Quoted passage ->
+ /* The double-fork goes back at least as far as 0.53 (June 1996). As of
+ 2024 I'm unclear why it is needed, especially given the following exec.
+ I suppose it means that the parent [caller of transport_pass_socket()]
+ [ that would be the "transport" proc ]
+ has no direct extant child procs, from this operation. Does it wait
+ for children? Not obviously so far, and a quick test has is working
+ apparently ok with a single fork. Further: The "transport" proc goes
+ on to only send results back up the pipe to its parent, the "delivery"
+ proc. It'd be kinda nice to swap the sequence around: send the results back,
+ omit the forking entrely, and exec the new transport. But the code
+ it all in the wrong place (the pipe-write in deliver.c and here we're
+ down in the transport). Perhaps we could pass the suggested next
+ msgid back up the pipe?
+
+ How would this interact with the existing TLS proxy process?
+ Probably the way continue_more does at present. That feature is
+ for the case where a single message has more (recip) addrs than
+ can be handled in a single call to the transport. The continue-more
+ flag is set; the transport avoids doing a continue-transport fork/exec,
+ closes TLS and passes back to the deliver proc and exits. The deliver proc
+ makes a further call to the transport. An RSET is sent on the conn;
+ and the still-open conn is left for the deliver proc to make another
+ call to the transport with it open. That only works because it was
+ originally a continued-conn, also, so the deliver proc has the conn.

Extracted information ->

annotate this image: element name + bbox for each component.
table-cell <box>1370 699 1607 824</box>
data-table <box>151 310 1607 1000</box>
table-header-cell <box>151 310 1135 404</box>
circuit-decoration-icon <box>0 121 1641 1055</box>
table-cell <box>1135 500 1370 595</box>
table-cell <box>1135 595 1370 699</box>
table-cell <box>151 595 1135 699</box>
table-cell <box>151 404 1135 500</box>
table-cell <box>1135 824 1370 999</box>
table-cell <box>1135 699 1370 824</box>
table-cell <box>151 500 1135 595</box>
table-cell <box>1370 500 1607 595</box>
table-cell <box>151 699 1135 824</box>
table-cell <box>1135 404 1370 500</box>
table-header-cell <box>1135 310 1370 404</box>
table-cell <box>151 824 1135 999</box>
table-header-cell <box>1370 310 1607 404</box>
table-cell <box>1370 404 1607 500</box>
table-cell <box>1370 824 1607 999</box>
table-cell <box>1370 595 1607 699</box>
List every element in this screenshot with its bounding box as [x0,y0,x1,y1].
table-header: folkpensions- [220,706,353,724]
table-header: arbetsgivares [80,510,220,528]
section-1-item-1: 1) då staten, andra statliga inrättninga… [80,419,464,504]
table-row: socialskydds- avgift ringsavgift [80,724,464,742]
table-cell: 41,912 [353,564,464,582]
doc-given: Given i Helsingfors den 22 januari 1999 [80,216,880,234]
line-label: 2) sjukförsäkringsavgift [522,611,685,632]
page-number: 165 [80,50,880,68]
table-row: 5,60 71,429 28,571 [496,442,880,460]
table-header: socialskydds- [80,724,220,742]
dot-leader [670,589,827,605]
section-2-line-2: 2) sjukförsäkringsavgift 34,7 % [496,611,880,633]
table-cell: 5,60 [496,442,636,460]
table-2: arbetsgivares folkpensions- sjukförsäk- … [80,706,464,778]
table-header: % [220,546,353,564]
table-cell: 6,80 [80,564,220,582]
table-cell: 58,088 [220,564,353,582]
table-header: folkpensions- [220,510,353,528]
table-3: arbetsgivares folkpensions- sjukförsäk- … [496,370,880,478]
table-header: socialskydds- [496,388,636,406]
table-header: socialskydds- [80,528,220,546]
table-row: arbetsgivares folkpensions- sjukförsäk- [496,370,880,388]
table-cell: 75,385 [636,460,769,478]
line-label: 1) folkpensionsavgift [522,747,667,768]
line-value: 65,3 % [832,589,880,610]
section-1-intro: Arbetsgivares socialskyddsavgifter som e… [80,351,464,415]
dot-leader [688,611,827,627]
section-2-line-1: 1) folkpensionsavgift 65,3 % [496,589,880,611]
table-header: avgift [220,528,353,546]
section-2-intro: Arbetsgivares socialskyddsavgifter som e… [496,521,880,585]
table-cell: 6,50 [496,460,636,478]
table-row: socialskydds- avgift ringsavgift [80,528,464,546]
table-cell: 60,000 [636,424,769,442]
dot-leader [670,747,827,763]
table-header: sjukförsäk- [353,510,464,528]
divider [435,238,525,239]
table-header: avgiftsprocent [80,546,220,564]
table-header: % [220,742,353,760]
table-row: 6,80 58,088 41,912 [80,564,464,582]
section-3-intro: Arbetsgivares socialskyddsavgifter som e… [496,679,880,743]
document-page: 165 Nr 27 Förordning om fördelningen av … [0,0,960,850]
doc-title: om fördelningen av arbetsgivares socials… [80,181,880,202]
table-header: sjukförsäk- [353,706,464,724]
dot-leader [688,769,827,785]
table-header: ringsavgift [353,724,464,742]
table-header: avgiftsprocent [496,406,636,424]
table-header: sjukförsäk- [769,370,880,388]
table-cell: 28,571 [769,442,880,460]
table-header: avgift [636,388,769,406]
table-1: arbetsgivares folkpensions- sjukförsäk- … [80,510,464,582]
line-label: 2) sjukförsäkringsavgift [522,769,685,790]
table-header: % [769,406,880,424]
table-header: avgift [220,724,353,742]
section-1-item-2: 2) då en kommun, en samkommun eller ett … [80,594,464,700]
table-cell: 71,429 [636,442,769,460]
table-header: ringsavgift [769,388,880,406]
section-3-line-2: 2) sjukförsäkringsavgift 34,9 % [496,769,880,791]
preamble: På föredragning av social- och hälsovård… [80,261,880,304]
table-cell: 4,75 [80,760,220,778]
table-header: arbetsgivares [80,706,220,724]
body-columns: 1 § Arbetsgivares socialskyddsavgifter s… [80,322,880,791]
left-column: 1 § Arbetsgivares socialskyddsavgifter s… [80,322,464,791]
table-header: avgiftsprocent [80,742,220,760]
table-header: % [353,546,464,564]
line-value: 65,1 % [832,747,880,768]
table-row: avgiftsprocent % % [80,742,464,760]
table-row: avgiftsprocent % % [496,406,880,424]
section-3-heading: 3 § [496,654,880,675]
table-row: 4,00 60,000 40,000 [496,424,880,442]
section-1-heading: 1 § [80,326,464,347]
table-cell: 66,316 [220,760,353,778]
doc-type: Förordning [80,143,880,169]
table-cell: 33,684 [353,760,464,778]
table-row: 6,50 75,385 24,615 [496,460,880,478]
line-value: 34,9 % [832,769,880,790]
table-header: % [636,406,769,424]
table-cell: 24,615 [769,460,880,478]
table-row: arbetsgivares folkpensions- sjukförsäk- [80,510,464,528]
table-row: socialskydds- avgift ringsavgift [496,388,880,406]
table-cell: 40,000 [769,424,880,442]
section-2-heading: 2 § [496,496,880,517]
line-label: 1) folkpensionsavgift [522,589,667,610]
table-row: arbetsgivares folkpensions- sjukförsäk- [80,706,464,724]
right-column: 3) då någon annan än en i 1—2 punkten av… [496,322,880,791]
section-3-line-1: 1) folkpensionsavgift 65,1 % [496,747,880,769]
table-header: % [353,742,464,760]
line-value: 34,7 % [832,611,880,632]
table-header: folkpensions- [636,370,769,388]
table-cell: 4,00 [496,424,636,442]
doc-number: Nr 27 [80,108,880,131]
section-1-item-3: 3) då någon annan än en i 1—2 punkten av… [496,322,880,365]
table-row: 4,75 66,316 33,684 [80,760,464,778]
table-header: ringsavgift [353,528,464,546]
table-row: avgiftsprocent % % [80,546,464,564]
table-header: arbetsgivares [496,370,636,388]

Aim of the task ->
According to the code comment, how far back does the double-fork go?

Result for this exercise ->
At least as far as 0.53 (June 1996).